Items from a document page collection
- - - - - - -

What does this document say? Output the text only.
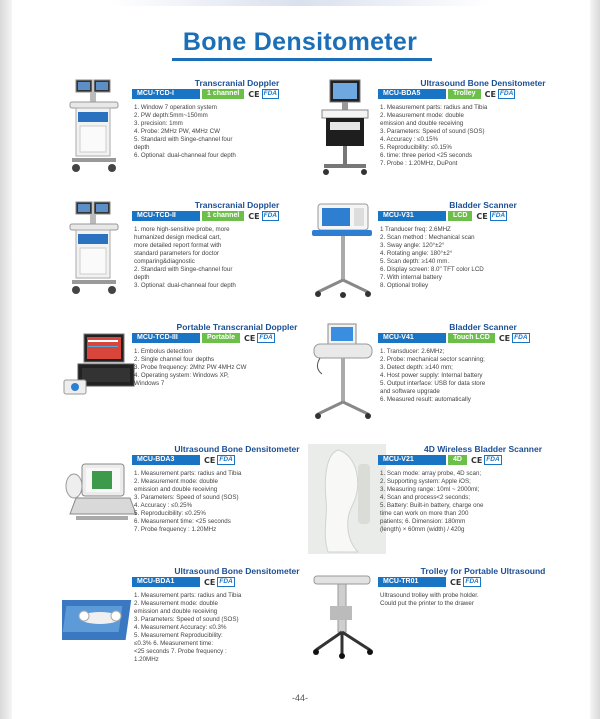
Bone Densitometer
Transcranial Doppler
MCU-TCD-I	1 channel	CE FDA
1. Window 7 operation system
2. PW depth:5mm~150mm
3. precision: 1mm
4. Probe: 2MHz PW, 4MHz CW
5. Standard with Singe-channel four
depth
6. Optional: dual-channeal four depth
Ultrasound Bone Densitometer
MCU-BDA5	Trolley	CE FDA
1. Measurement parts: radius and Tibia
2. Measurement mode: double
emission and double receiving
3. Parameters: Speed of sound (SOS)
4. Accuracy : ≤0.15%
5. Reproducibility: ≤0.15%
6. time: three period <25 seconds
7. Probe : 1.20MHz, DuPont
Transcranial Doppler
MCU-TCD-II	1 channel	CE FDA
1. more high-sensitive probe, more
humanized design medical cart,
more detailed report format with
standard parameters for doctor
comparing&diagnostic
2. Standard with Singe-channel four
depth
3. Optional: dual-channeal four depth
Bladder Scanner
MCU-V31	LCD	CE FDA
1 Tranducer freq: 2.6MHZ
2. Scan method : Mechanical scan
3. Sway angle: 120°±2°
4. Rotating angle: 180°±2°
5. Scan depth: ≥140 mm.
6. Display screen: 8.0" TFT color LCD
7. With internal battery
8. Optional trolley
Portable Transcranial Doppler
MCU-TCD-III	Portable	CE FDA
1. Embolus detection
2. Single channel four depths
3. Probe frequency: 2Mhz PW 4MHz CW
4. Operating system: Windows XP,
Windows 7
Bladder Scanner
MCU-V41	Touch LCD	CE FDA
1. Transducer: 2.6MHz;
2. Probe: mechanical sector scanning;
3. Detect depth: ≥140 mm;
4. Host power supply: Internal battery
5. Output interface: USB for data store
and software upgrade
6. Measured result: automatically
Ultrasound Bone Densitometer
MCU-BDA3	CE FDA
1. Measurement parts: radius and Tibia
2. Measurement mode: double
emission and double receiving
3. Parameters: Speed of sound (SOS)
4. Accuracy : ≤0.25%
5. Reproducibility: ≤0.25%
6. Measurement time: <25 seconds
7. Probe frequency : 1.20MHz
4D Wireless Bladder Scanner
MCU-V21	4D	CE FDA
1. Scan mode: array probe, 4D scan;
2. Supporting system: Apple iOS;
3. Measuring range: 10ml ~ 2000ml;
4. Scan and process<2 seconds;
5. Battery: Built-in battery, charge one
time can work on more than 200
patients; 6. Dimension: 180mm
(length) × 60mm (width) / 420g
Ultrasound Bone Densitometer
MCU-BDA1	CE FDA
1. Measurement parts: radius and Tibia
2. Measurement mode: double
emission and double receiving
3. Parameters: Speed of sound (SOS)
4. Measurement Accuracy: ≤0.3%
5. Measurement Reproducibility:
≤0.3% 6. Measurement time:
<25 seconds 7. Probe frequency :
1.20MHz
Trolley for Portable Ultrasound
MCU-TR01	CE FDA
Ultrasound trolley with probe holder.
Could put the printer to the drawer
-44-
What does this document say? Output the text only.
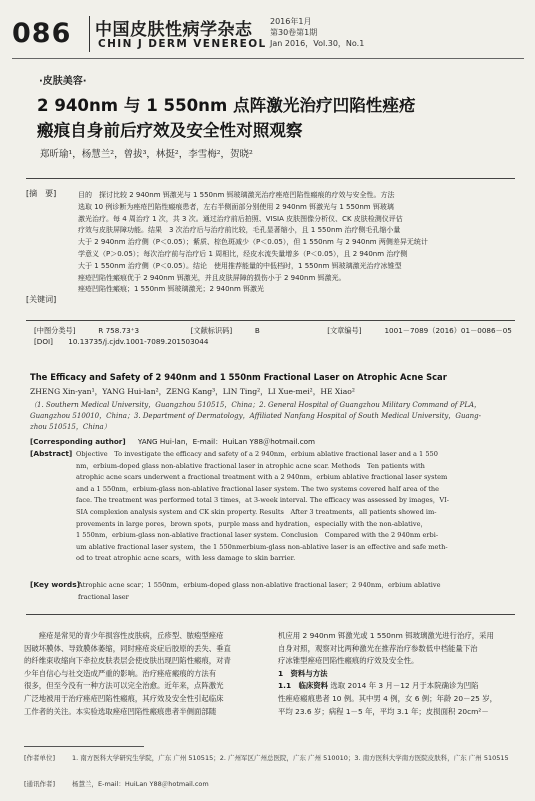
086 中国皮肤性病学杂志
CHIN J DERM VENEREOL
2016年1月
第30卷第1期
Jan 2016，Vol.30，No.1
·皮肤美容·
2 940nm 与 1 550nm 点阵激光治疗凹陷性痤疮
瘢痕自身前后疗效及安全性对照观察
郑昕瑜¹，杨慧兰²，曾拔³，林挺²，李雪梅²，贺晓²
[摘　要]	目的　探讨比较 2 940nm 铒激光与 1 550nm 铒玻璃激光治疗痤疮凹陷性瘢痕的疗效与安全性。方法
选取 10 例诊断为痤疮凹陷性瘢痕患者，左右半侧面部分别使用 2 940nm 铒激光与 1 550nm 铒玻璃
激光治疗。每 4 周治疗 1 次，共 3 次。通过治疗前后拍照、VISIA 皮肤图像分析仪、CK 皮肤检测仪评估
疗效与皮肤屏障功能。结果　3 次治疗后与治疗前比较，毛孔显著缩小，且 1 550nm 治疗侧毛孔缩小量
大于 2 940nm 治疗侧（P＜0.05）；紫质、棕色斑减少（P＜0.05），但 1 550nm 与 2 940nm 两侧差异无统计
学意义（P＞0.05）；每次治疗前与治疗后 1 周相比，经皮水流失量增多（P＜0.05），且 2 940nm 治疗侧
大于 1 550nm 治疗侧（P＜0.05）。结论　使用推荐能量的中低档时，1 550nm 铒玻璃激光治疗冰锥型
痤疮凹陷性瘢痕优于 2 940nm 铒激光，并且皮肤屏障的损伤小于 2 940nm 铒激光。
痤疮凹陷性瘢痕；1 550nm 铒玻璃激光；2 940nm 铒激光
[关键词]
[中图分类号]	R 758.73⁺3	[文献标识码]	B	[文章编号]	1001－7089（2016）01－0086－05
[DOI] 10.13735/j.cjdv.1001-7089.201503044
The Efficacy and Safety of 2 940nm and 1 550nm Fractional Laser on Atrophic Acne Scar
ZHENG Xin-yan¹，YANG Hui-lan²，ZENG Kang³，LIN Ting²，LI Xue-mei²，HE Xiao²
（1. Southern Medical University，Guangzhou 510515，China；2. General Hospital of Guangzhou Military Command of PLA，
Guangzhou 510010，China；3. Department of Dermatology，Affiliated Nanfang Hospital of South Medical University，Guang-
zhou 510515，China）
[Corresponding author] YANG Hui-lan，E-mail：HuiLan Y88＠hotmail.com
[Abstract] Objective　To investigate the efficacy and safety of a 2 940nm，erbium ablative fractional laser and a 1 550
nm，erbium-doped glass non-ablative fractional laser in atrophic acne scar. Methods　Ten patients with
atrophic acne scars underwent a fractional treatment with a 2 940nm，erbium ablative fractional laser system
and a 1 550nm，erbium-glass non-ablative fractional laser system. The two systems covered half area of the
face. The treatment was performed total 3 times，at 3-week interval. The efficacy was assessed by images，VI-
SIA complexion analysis system and CK skin property. Results　After 3 treatments，all patients showed im-
provements in large pores，brown spots，purple mass and hydration，especially with the non-ablative，
1 550nm，erbium-glass non-ablative fractional laser system. Conclusion　Compared with the 2 940nm erbi-
um ablative fractional laser system，the 1 550nmerbium-glass non-ablative laser is an effective and safe meth-
od to treat atrophic acne scars，with less damage to skin barrier.
[Key words]
Atrophic acne scar；1 550nm，erbium-doped glass non-ablative fractional laser；2 940nm，erbium ablative
fractional laser
　　痤疮是常见的青少年损容性皮肤病，丘疹型、脓疱型痤疮
因破坏膜体、导致膜体萎缩，同时痤疮炎症后胶原的丢失、垂直
的纤维束收缩向下牵拉皮肤表层会使皮肤出现凹陷性瘢痕，对青
少年自信心与社交造成严重的影响。治疗痤疮瘢痕的方法有
很多，但至今没有一种方法可以完全治愈。近年来，点阵激光
广泛地被用于治疗痤疮凹陷性瘢痕，其疗效及安全性引起临床
工作者的关注。本实验选取痤疮凹陷性瘢痕患者半侧面部随
机应用 2 940nm 铒激光或 1 550nm 铒玻璃激光进行治疗，采用
自身对照，观察对比两种激光在推荐治疗参数低中档能量下治
疗冰锥型痤疮凹陷性瘢痕的疗效及安全性。
1　资料与方法
1.1　临床资料 选取 2014 年 3 月－12 月于本院确诊为凹陷
性痤疮瘢痕患者 10 例。其中男 4 例，女 6 例；年龄 20－25 岁，
平均 23.6 岁；病程 1－5 年，平均 3.1 年；皮损面积 20cm²－
[作者单位]	1. 南方医科大学研究生学院，广东 广州 510515；2. 广州军区广州总医院，广东 广州 510010；3. 南方医科大学南方医院皮肤科，广东 广州 510515
[通讯作者]	杨慧兰，E-mail：HuiLan Y88＠hotmail.com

- - - - - - -

Determine how many lines above contain "China" and respond with that number only.

## EXERCISE RESPONSE
3